Start of The input
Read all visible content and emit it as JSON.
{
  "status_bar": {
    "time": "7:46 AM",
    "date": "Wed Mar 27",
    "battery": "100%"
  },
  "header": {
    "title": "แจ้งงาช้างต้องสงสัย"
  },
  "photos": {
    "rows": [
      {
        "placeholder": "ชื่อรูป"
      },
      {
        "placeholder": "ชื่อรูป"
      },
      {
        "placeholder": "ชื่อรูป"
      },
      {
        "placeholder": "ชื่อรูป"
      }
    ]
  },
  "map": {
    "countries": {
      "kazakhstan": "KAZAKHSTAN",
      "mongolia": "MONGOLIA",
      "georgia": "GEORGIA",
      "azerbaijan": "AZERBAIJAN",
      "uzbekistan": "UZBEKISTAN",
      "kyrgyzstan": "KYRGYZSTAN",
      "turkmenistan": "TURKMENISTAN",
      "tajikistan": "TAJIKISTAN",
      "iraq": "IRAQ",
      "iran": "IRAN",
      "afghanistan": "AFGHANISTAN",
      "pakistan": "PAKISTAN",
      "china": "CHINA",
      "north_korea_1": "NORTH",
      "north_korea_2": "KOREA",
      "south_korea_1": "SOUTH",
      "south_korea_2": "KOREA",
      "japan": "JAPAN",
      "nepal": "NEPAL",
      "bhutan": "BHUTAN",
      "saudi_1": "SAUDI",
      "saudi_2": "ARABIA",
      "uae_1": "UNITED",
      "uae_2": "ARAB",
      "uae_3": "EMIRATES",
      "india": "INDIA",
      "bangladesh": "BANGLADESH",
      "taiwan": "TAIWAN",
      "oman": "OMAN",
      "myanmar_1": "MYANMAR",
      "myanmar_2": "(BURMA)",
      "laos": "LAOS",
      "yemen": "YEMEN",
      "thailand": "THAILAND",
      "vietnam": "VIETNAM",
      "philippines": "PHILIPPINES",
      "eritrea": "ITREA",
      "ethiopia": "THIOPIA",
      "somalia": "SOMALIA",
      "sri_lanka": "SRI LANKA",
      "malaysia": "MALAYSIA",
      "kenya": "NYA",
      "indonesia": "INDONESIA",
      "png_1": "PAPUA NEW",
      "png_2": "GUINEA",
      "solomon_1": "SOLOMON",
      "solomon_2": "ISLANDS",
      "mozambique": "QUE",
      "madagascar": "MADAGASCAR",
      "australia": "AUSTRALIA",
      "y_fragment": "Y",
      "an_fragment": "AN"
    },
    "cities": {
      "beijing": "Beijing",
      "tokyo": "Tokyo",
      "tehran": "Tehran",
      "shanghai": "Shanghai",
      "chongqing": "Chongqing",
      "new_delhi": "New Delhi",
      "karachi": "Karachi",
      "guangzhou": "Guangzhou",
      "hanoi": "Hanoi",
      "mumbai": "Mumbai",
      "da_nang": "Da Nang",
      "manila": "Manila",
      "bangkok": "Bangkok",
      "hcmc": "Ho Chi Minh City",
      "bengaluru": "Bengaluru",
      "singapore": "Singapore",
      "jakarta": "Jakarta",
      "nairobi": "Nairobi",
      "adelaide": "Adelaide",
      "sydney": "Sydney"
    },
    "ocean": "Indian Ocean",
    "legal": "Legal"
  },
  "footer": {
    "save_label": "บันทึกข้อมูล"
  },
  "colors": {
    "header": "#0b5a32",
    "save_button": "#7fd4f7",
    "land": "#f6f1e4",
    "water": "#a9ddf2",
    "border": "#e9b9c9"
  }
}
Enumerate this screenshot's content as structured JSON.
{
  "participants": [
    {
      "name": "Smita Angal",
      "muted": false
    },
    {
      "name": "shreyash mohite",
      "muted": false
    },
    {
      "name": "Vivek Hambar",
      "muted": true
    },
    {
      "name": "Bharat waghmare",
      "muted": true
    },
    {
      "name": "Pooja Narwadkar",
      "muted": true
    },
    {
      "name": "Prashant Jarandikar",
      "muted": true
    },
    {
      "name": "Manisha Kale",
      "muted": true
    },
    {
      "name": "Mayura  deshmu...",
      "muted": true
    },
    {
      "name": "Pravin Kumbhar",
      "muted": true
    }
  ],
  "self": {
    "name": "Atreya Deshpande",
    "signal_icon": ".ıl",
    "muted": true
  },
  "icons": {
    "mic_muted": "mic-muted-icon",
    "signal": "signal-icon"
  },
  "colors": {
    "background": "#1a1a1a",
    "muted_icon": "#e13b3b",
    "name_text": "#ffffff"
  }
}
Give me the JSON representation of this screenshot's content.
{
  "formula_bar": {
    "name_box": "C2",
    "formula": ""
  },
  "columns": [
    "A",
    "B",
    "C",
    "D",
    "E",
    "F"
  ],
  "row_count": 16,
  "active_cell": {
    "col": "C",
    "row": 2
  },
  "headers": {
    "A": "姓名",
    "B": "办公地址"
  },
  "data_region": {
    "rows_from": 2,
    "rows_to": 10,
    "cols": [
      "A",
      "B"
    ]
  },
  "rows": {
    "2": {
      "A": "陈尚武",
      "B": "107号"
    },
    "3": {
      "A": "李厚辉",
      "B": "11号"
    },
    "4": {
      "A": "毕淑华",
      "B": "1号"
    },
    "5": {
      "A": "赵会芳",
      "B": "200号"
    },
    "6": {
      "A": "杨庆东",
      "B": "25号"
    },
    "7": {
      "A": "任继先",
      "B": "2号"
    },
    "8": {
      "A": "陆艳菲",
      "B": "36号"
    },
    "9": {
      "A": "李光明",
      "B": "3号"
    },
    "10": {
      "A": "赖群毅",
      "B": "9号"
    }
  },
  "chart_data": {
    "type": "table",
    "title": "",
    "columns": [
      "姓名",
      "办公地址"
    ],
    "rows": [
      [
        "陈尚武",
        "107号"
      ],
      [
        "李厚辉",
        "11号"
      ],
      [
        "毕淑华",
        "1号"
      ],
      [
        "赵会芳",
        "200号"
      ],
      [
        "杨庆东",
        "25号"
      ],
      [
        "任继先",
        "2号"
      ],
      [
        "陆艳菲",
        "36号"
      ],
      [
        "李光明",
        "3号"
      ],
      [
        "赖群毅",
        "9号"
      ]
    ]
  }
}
End of The input
**Problem to solve:**
Extract all of the data exactly as written.

**Output of the task:**
Read all visible content and emit it as JSON.
{
  "status_bar": {
    "time": "7:46 AM",
    "date": "Wed Mar 27",
    "battery": "100%"
  },
  "header": {
    "title": "แจ้งงาช้างต้องสงสัย"
  },
  "photos": {
    "rows": [
      {
        "placeholder": "ชื่อรูป"
      },
      {
        "placeholder": "ชื่อรูป"
      },
      {
        "placeholder": "ชื่อรูป"
      },
      {
        "placeholder": "ชื่อรูป"
      }
    ]
  },
  "map": {
    "countries": {
      "kazakhstan": "KAZAKHSTAN",
      "mongolia": "MONGOLIA",
      "georgia": "GEORGIA",
      "azerbaijan": "AZERBAIJAN",
      "uzbekistan": "UZBEKISTAN",
      "kyrgyzstan": "KYRGYZSTAN",
      "turkmenistan": "TURKMENISTAN",
      "tajikistan": "TAJIKISTAN",
      "iraq": "IRAQ",
      "iran": "IRAN",
      "afghanistan": "AFGHANISTAN",
      "pakistan": "PAKISTAN",
      "china": "CHINA",
      "north_korea_1": "NORTH",
      "north_korea_2": "KOREA",
      "south_korea_1": "SOUTH",
      "south_korea_2": "KOREA",
      "japan": "JAPAN",
      "nepal": "NEPAL",
      "bhutan": "BHUTAN",
      "saudi_1": "SAUDI",
      "saudi_2": "ARABIA",
      "uae_1": "UNITED",
      "uae_2": "ARAB",
      "uae_3": "EMIRATES",
      "india": "INDIA",
      "bangladesh": "BANGLADESH",
      "taiwan": "TAIWAN",
      "oman": "OMAN",
      "myanmar_1": "MYANMAR",
      "myanmar_2": "(BURMA)",
      "laos": "LAOS",
      "yemen": "YEMEN",
      "thailand": "THAILAND",
      "vietnam": "VIETNAM",
      "philippines": "PHILIPPINES",
      "eritrea": "ITREA",
      "ethiopia": "THIOPIA",
      "somalia": "SOMALIA",
      "sri_lanka": "SRI LANKA",
      "malaysia": "MALAYSIA",
      "kenya": "NYA",
      "indonesia": "INDONESIA",
      "png_1": "PAPUA NEW",
      "png_2": "GUINEA",
      "solomon_1": "SOLOMON",
      "solomon_2": "ISLANDS",
      "mozambique": "QUE",
      "madagascar": "MADAGASCAR",
      "australia": "AUSTRALIA",
      "y_fragment": "Y",
      "an_fragment": "AN"
    },
    "cities": {
      "beijing": "Beijing",
      "tokyo": "Tokyo",
      "tehran": "Tehran",
      "shanghai": "Shanghai",
      "chongqing": "Chongqing",
      "new_delhi": "New Delhi",
      "karachi": "Karachi",
      "guangzhou": "Guangzhou",
      "hanoi": "Hanoi",
      "mumbai": "Mumbai",
      "da_nang": "Da Nang",
      "manila": "Manila",
      "bangkok": "Bangkok",
      "hcmc": "Ho Chi Minh City",
      "bengaluru": "Bengaluru",
      "singapore": "Singapore",
      "jakarta": "Jakarta",
      "nairobi": "Nairobi",
      "adelaide": "Adelaide",
      "sydney": "Sydney"
    },
    "ocean": "Indian Ocean",
    "legal": "Legal"
  },
  "footer": {
    "save_label": "บันทึกข้อมูล"
  },
  "colors": {
    "header": "#0b5a32",
    "save_button": "#7fd4f7",
    "land": "#f6f1e4",
    "water": "#a9ddf2",
    "border": "#e9b9c9"
  }
}
Enumerate this screenshot's content as structured JSON.
{
  "participants": [
    {
      "name": "Smita Angal",
      "muted": false
    },
    {
      "name": "shreyash mohite",
      "muted": false
    },
    {
      "name": "Vivek Hambar",
      "muted": true
    },
    {
      "name": "Bharat waghmare",
      "muted": true
    },
    {
      "name": "Pooja Narwadkar",
      "muted": true
    },
    {
      "name": "Prashant Jarandikar",
      "muted": true
    },
    {
      "name": "Manisha Kale",
      "muted": true
    },
    {
      "name": "Mayura  deshmu...",
      "muted": true
    },
    {
      "name": "Pravin Kumbhar",
      "muted": true
    }
  ],
  "self": {
    "name": "Atreya Deshpande",
    "signal_icon": ".ıl",
    "muted": true
  },
  "icons": {
    "mic_muted": "mic-muted-icon",
    "signal": "signal-icon"
  },
  "colors": {
    "background": "#1a1a1a",
    "muted_icon": "#e13b3b",
    "name_text": "#ffffff"
  }
}
Give me the JSON representation of this screenshot's content.
{
  "formula_bar": {
    "name_box": "C2",
    "formula": ""
  },
  "columns": [
    "A",
    "B",
    "C",
    "D",
    "E",
    "F"
  ],
  "row_count": 16,
  "active_cell": {
    "col": "C",
    "row": 2
  },
  "headers": {
    "A": "姓名",
    "B": "办公地址"
  },
  "data_region": {
    "rows_from": 2,
    "rows_to": 10,
    "cols": [
      "A",
      "B"
    ]
  },
  "rows": {
    "2": {
      "A": "陈尚武",
      "B": "107号"
    },
    "3": {
      "A": "李厚辉",
      "B": "11号"
    },
    "4": {
      "A": "毕淑华",
      "B": "1号"
    },
    "5": {
      "A": "赵会芳",
      "B": "200号"
    },
    "6": {
      "A": "杨庆东",
      "B": "25号"
    },
    "7": {
      "A": "任继先",
      "B": "2号"
    },
    "8": {
      "A": "陆艳菲",
      "B": "36号"
    },
    "9": {
      "A": "李光明",
      "B": "3号"
    },
    "10": {
      "A": "赖群毅",
      "B": "9号"
    }
  },
  "chart_data": {
    "type": "table",
    "title": "",
    "columns": [
      "姓名",
      "办公地址"
    ],
    "rows": [
      [
        "陈尚武",
        "107号"
      ],
      [
        "李厚辉",
        "11号"
      ],
      [
        "毕淑华",
        "1号"
      ],
      [
        "赵会芳",
        "200号"
      ],
      [
        "杨庆东",
        "25号"
      ],
      [
        "任继先",
        "2号"
      ],
      [
        "陆艳菲",
        "36号"
      ],
      [
        "李光明",
        "3号"
      ],
      [
        "赖群毅",
        "9号"
      ]
    ]
  }
}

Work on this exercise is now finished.